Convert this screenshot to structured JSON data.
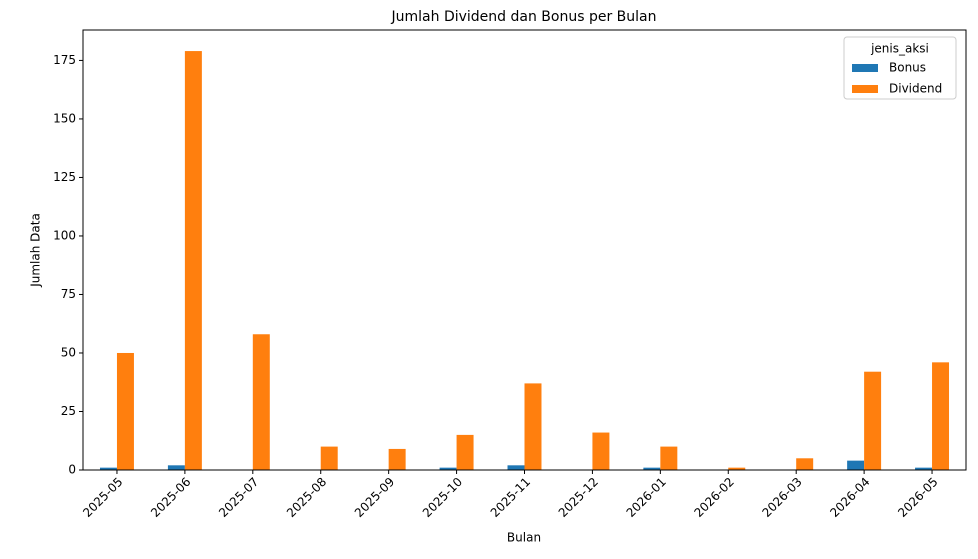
{
  "chart_data": {
    "type": "bar",
    "title": "Jumlah Dividend dan Bonus per Bulan",
    "x_label": "Bulan",
    "y_label": "Jumlah Data",
    "categories": [
      "2025-05",
      "2025-06",
      "2025-07",
      "2025-08",
      "2025-09",
      "2025-10",
      "2025-11",
      "2025-12",
      "2026-01",
      "2026-02",
      "2026-03",
      "2026-04",
      "2026-05"
    ],
    "series": [
      {
        "name": "Bonus",
        "color": "#1f77b4",
        "values": [
          1,
          2,
          0,
          0,
          0,
          1,
          2,
          0,
          1,
          0,
          0,
          4,
          1
        ]
      },
      {
        "name": "Dividend",
        "color": "#ff7f0e",
        "values": [
          50,
          179,
          58,
          10,
          9,
          15,
          37,
          16,
          10,
          1,
          5,
          42,
          46
        ]
      }
    ],
    "legend_title": "jenis_aksi",
    "legend": "upper right",
    "ylim": [
      0,
      188
    ],
    "yticks": [
      0,
      25,
      50,
      75,
      100,
      125,
      150,
      175
    ],
    "grid": false
  }
}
::::
▸ **Task instructions**
Without the images, write out each line of the data verbatim.

▸ **Reply**
Convert this screenshot to structured JSON data.
{
  "chart_data": {
    "type": "bar",
    "title": "Jumlah Dividend dan Bonus per Bulan",
    "x_label": "Bulan",
    "y_label": "Jumlah Data",
    "categories": [
      "2025-05",
      "2025-06",
      "2025-07",
      "2025-08",
      "2025-09",
      "2025-10",
      "2025-11",
      "2025-12",
      "2026-01",
      "2026-02",
      "2026-03",
      "2026-04",
      "2026-05"
    ],
    "series": [
      {
        "name": "Bonus",
        "color": "#1f77b4",
        "values": [
          1,
          2,
          0,
          0,
          0,
          1,
          2,
          0,
          1,
          0,
          0,
          4,
          1
        ]
      },
      {
        "name": "Dividend",
        "color": "#ff7f0e",
        "values": [
          50,
          179,
          58,
          10,
          9,
          15,
          37,
          16,
          10,
          1,
          5,
          42,
          46
        ]
      }
    ],
    "legend_title": "jenis_aksi",
    "legend": "upper right",
    "ylim": [
      0,
      188
    ],
    "yticks": [
      0,
      25,
      50,
      75,
      100,
      125,
      150,
      175
    ],
    "grid": false
  }
}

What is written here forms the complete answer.